[Source text — start]
Date: Fri, 23 Jul 1999
From: Peter Meyer
To: CALNDR-L@ECUMAIL7.ECU.EDU
Subject: Re: Proleptic calendar conventions

Bill Spencer wrote:

>I think that the common convention for software is to simply run the
>rules from when the calendar was defined backwards to infinity.

Yes. To define a calendar (assumed to use dates which consist of years, months and days, in the usual sense) we need: (i) Rules which allow us to decide how many months are in a given year (e.g. year 1191) and how many days are in a given month (e.g. month 3 of year 921) and (ii) Some way to relate a given date in that calendar to an identifiable day (such as today, or the day designated by some Julian day number or a date in the Gregorian calendar).

Such a year-month-day calendar can be said to be "well-defined" (even if they "years" are not exactly solar years, or the "months" are not exactly lunar months, although we should insist that the "days" are solar days).

A calendar which is actually used always has a date (or approximate date) at which it was first used. Call this its "date of introduction". Strictly speaking the only valid dates in the calendar are dates for days since its date of introduction.

It can, however, be used to specify days prior to its date of introduction, by using (i) and (ii), perhaps in combination with a system of numbering years which permits zero and negative numbers for years. The calendar thus extended is called the "proleptic" version of the calendar. If no lower limit is placed on numbers for years (i.e. if we can use any integer as a year number, and if the rules in (i) work also with negative years) then the proleptic version of the calendar can be extended indefinitely far into the past.
[Source text — finish]
[Records — start]
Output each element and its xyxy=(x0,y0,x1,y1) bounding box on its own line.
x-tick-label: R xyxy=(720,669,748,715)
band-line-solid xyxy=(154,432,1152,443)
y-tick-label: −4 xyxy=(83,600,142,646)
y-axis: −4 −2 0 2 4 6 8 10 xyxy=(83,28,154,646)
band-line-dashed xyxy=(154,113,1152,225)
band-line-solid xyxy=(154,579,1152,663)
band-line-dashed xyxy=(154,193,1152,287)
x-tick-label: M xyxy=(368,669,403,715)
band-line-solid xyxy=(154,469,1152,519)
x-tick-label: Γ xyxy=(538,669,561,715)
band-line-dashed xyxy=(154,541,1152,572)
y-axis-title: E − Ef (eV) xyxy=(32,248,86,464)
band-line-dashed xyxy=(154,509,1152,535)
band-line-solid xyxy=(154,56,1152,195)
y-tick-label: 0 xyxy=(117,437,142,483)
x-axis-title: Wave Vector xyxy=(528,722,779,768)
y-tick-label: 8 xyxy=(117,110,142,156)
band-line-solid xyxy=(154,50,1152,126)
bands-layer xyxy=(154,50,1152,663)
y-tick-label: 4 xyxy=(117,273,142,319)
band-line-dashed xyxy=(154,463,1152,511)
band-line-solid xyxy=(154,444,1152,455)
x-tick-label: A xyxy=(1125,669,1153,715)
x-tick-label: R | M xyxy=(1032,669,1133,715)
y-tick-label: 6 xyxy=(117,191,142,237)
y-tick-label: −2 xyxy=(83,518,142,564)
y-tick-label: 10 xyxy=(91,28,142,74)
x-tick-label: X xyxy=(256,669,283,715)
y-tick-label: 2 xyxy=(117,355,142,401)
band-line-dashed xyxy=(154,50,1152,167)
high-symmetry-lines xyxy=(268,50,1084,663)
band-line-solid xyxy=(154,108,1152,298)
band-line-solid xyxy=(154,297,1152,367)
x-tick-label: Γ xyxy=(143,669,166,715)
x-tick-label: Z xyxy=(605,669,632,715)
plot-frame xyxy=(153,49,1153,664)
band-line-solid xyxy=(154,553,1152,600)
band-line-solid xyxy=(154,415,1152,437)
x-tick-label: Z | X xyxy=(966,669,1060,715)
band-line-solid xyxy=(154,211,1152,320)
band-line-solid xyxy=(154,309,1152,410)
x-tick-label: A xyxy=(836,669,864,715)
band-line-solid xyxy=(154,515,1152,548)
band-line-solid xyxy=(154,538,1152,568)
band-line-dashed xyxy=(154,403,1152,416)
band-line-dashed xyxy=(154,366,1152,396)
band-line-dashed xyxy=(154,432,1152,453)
[Records — finish]
**Task brief**.
In the post about proleptic calendar conventions, what is a calendar called once it is extended to days before its date of introduction?

**Expected answer**.
The "proleptic" version of the calendar.